Output the full listing below exactly as it reads, and skip anything that is a picture.

RECORDS
[start]
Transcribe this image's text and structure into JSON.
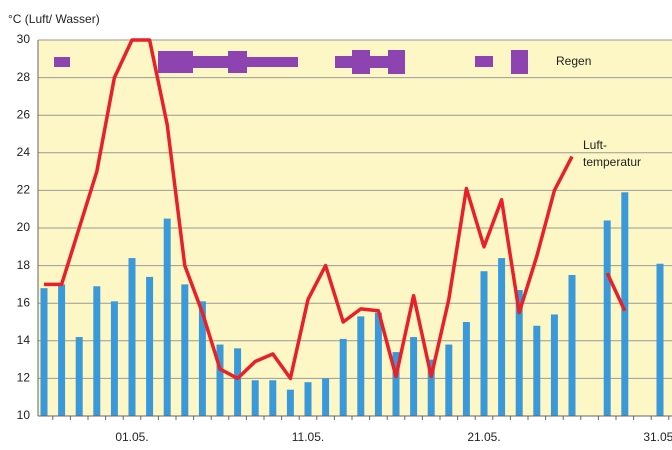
{
  "chart_data": {
    "type": "bar_line",
    "title": "°C (Luft/ Wasser)",
    "categories": [
      null,
      null,
      null,
      null,
      null,
      "01.05.",
      null,
      null,
      null,
      null,
      null,
      null,
      null,
      null,
      null,
      "11.05.",
      null,
      null,
      null,
      null,
      null,
      null,
      null,
      null,
      null,
      "21.05.",
      null,
      null,
      null,
      null,
      null,
      null,
      null,
      null,
      null,
      "31.05."
    ],
    "series": [
      {
        "name": "Wasser",
        "type": "bar",
        "color": "#3a9ad9",
        "values": [
          16.8,
          17.0,
          14.2,
          16.9,
          16.1,
          18.4,
          17.4,
          20.5,
          17.0,
          16.1,
          13.8,
          13.6,
          11.9,
          11.9,
          11.4,
          11.8,
          12.0,
          14.1,
          15.3,
          15.5,
          13.4,
          14.2,
          13.0,
          13.8,
          15.0,
          17.7,
          18.4,
          16.7,
          14.8,
          15.4,
          17.5,
          null,
          20.4,
          21.9,
          null,
          18.1
        ]
      },
      {
        "name": "Lufttemperatur",
        "type": "line",
        "color": "#e8202a",
        "values": [
          17.0,
          17.0,
          20.0,
          23.0,
          28.0,
          30.0,
          30.0,
          25.5,
          18.0,
          15.5,
          12.5,
          12.0,
          12.9,
          13.3,
          12.0,
          16.2,
          18.0,
          15.0,
          15.7,
          15.6,
          12.1,
          16.4,
          12.1,
          16.2,
          22.1,
          19.0,
          21.5,
          15.5,
          18.5,
          22.0,
          23.8,
          null,
          17.6,
          15.6,
          null,
          null
        ]
      }
    ],
    "line_annotation": [
      "Luft-",
      "temperatur"
    ],
    "rain_label": "Regen",
    "ylim": [
      10,
      30
    ],
    "yticks": [
      10,
      12,
      14,
      16,
      18,
      20,
      22,
      24,
      26,
      28,
      30
    ],
    "grid": true
  }
}
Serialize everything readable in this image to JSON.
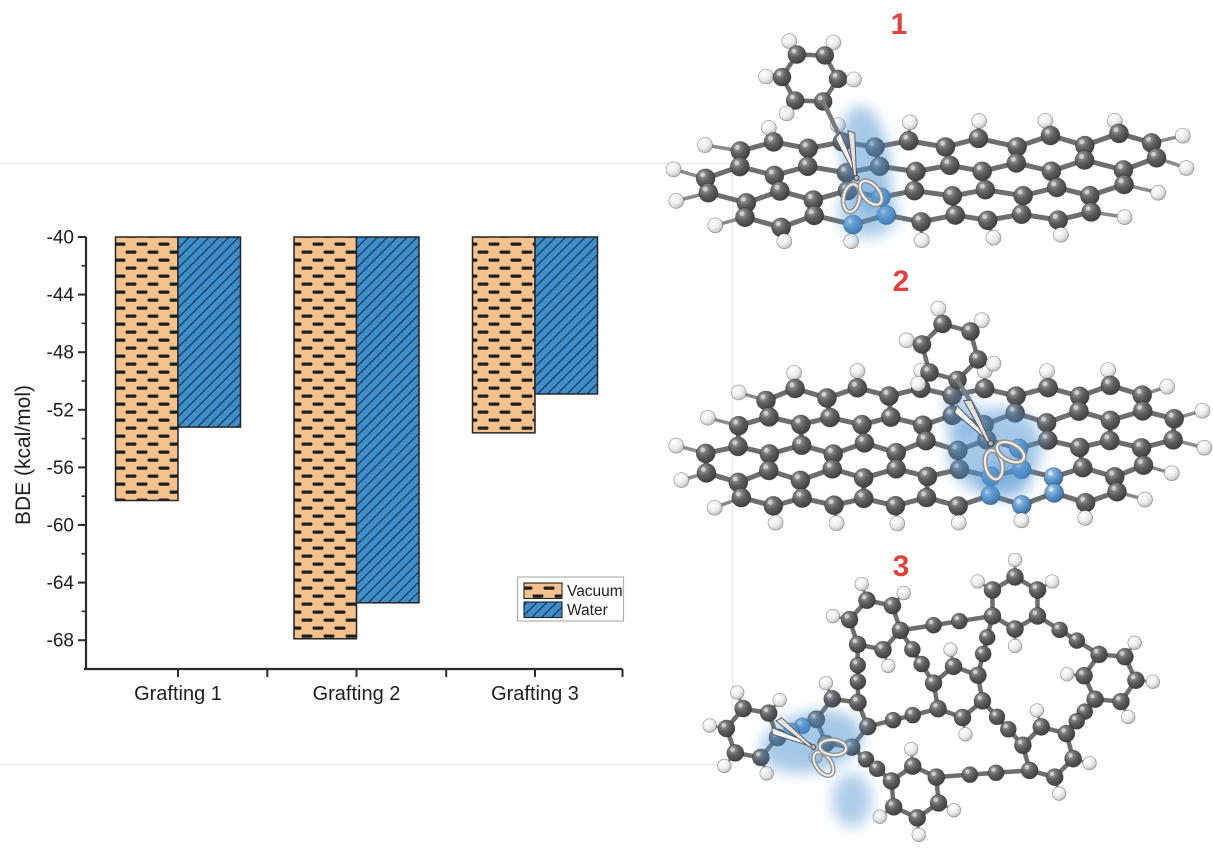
[end]
CORRECT ANSWER
Transcribe this image's text and structure into JSON.
{
  "chart_data": {
    "type": "bar_line",
    "title": "°C (Luft/ Wasser)",
    "categories": [
      null,
      null,
      null,
      null,
      null,
      "01.05.",
      null,
      null,
      null,
      null,
      null,
      null,
      null,
      null,
      null,
      "11.05.",
      null,
      null,
      null,
      null,
      null,
      null,
      null,
      null,
      null,
      "21.05.",
      null,
      null,
      null,
      null,
      null,
      null,
      null,
      null,
      null,
      "31.05."
    ],
    "series": [
      {
        "name": "Wasser",
        "type": "bar",
        "color": "#3a9ad9",
        "values": [
          16.8,
          17.0,
          14.2,
          16.9,
          16.1,
          18.4,
          17.4,
          20.5,
          17.0,
          16.1,
          13.8,
          13.6,
          11.9,
          11.9,
          11.4,
          11.8,
          12.0,
          14.1,
          15.3,
          15.5,
          13.4,
          14.2,
          13.0,
          13.8,
          15.0,
          17.7,
          18.4,
          16.7,
          14.8,
          15.4,
          17.5,
          null,
          20.4,
          21.9,
          null,
          18.1
        ]
      },
      {
        "name": "Lufttemperatur",
        "type": "line",
        "color": "#e8202a",
        "values": [
          17.0,
          17.0,
          20.0,
          23.0,
          28.0,
          30.0,
          30.0,
          25.5,
          18.0,
          15.5,
          12.5,
          12.0,
          12.9,
          13.3,
          12.0,
          16.2,
          18.0,
          15.0,
          15.7,
          15.6,
          12.1,
          16.4,
          12.1,
          16.2,
          22.1,
          19.0,
          21.5,
          15.5,
          18.5,
          22.0,
          23.8,
          null,
          17.6,
          15.6,
          null,
          null
        ]
      }
    ],
    "line_annotation": [
      "Luft-",
      "temperatur"
    ],
    "rain_label": "Regen",
    "ylim": [
      10,
      30
    ],
    "yticks": [
      10,
      12,
      14,
      16,
      18,
      20,
      22,
      24,
      26,
      28,
      30
    ],
    "grid": true
  }
}
Serialize everything readable in this image to JSON.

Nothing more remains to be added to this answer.